* SUPPLIED MATERIAL *
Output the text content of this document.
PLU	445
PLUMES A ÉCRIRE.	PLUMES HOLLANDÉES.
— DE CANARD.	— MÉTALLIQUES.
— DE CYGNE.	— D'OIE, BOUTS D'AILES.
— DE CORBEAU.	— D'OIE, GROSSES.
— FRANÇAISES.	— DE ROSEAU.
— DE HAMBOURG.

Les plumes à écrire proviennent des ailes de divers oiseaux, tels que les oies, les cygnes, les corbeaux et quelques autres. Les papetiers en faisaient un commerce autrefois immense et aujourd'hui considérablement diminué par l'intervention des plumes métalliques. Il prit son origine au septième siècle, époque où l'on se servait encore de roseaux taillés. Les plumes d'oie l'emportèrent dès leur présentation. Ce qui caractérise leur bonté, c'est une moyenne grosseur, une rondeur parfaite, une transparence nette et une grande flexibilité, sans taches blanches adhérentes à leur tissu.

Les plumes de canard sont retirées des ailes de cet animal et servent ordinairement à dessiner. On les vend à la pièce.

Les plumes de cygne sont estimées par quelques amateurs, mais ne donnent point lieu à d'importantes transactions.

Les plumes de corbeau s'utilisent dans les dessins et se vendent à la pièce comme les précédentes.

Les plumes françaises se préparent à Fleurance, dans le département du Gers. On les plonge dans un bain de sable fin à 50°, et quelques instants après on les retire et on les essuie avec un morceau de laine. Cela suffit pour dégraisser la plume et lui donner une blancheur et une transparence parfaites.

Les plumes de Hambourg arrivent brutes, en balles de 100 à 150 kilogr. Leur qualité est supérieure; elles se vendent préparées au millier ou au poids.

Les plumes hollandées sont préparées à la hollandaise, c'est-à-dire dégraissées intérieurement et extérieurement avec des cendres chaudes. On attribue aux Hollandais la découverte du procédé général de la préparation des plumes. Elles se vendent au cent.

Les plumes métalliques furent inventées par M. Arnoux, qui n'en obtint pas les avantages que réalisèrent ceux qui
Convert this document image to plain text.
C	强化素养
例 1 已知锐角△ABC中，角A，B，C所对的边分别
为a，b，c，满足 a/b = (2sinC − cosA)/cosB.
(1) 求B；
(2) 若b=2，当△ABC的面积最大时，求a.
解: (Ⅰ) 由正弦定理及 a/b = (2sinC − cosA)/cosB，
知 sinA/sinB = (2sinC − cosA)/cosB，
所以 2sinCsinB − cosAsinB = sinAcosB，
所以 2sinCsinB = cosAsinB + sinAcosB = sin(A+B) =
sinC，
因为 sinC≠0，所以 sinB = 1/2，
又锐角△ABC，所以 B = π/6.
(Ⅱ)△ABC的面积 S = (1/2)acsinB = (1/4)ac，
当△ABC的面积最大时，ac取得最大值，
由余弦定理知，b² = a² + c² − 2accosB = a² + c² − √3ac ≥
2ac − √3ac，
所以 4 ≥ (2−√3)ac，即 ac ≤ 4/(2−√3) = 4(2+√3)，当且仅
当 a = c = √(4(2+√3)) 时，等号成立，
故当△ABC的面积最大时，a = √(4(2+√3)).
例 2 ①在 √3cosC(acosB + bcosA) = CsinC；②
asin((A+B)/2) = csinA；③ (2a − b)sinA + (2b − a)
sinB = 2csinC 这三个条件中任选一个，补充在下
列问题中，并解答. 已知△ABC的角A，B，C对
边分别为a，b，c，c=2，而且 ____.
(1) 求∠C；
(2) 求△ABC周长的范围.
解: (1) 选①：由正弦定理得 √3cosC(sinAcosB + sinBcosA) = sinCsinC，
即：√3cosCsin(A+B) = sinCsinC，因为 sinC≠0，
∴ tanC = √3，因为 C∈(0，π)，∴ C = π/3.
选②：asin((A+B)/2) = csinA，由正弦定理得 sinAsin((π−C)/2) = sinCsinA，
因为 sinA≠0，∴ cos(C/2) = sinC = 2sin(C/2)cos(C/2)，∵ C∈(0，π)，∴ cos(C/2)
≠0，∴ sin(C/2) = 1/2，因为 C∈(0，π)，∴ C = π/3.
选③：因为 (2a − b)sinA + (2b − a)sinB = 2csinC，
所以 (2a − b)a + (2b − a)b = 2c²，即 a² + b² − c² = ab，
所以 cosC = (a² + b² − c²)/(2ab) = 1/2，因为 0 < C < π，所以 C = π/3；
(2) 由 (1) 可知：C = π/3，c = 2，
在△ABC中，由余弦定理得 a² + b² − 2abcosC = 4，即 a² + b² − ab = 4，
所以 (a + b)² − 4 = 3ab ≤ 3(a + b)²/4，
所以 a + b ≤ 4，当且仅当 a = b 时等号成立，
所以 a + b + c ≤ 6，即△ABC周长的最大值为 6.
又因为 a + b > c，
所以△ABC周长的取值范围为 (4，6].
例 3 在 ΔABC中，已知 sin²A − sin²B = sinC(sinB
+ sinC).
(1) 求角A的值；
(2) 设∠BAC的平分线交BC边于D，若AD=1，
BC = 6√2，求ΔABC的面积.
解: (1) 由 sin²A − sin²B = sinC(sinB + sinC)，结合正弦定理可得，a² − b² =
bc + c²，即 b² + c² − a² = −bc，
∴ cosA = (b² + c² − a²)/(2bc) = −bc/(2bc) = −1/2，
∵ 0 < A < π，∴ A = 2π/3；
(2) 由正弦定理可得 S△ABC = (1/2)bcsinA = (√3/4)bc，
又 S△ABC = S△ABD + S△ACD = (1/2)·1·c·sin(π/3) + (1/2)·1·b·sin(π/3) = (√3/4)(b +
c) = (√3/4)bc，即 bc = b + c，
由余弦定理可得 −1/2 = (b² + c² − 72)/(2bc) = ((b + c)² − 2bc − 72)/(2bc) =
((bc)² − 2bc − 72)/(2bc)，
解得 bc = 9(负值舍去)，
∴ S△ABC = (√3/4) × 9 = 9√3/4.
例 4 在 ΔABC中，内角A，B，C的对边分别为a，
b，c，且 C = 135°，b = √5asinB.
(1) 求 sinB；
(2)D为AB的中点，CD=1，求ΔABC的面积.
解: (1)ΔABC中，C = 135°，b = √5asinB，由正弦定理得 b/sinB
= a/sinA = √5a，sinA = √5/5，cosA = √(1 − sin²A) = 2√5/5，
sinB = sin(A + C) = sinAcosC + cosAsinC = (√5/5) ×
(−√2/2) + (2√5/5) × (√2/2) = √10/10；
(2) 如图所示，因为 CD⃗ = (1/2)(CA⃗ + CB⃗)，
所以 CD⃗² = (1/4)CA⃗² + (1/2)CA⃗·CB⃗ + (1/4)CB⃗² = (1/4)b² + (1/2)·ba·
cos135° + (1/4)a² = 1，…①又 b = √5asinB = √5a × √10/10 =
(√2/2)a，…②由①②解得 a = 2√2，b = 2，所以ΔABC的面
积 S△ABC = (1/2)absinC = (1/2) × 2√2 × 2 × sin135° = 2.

* PROBLEM *
Identify the lines above that contain the word "sin²B", then copy them.

* ANSWER TO THE EXERCISE *
例 3 在 ΔABC中，已知 sin²A − sin²B = sinC(sinB
解: (1) 由 sin²A − sin²B = sinC(sinB + sinC)，结合正弦定理可得，a² − b² =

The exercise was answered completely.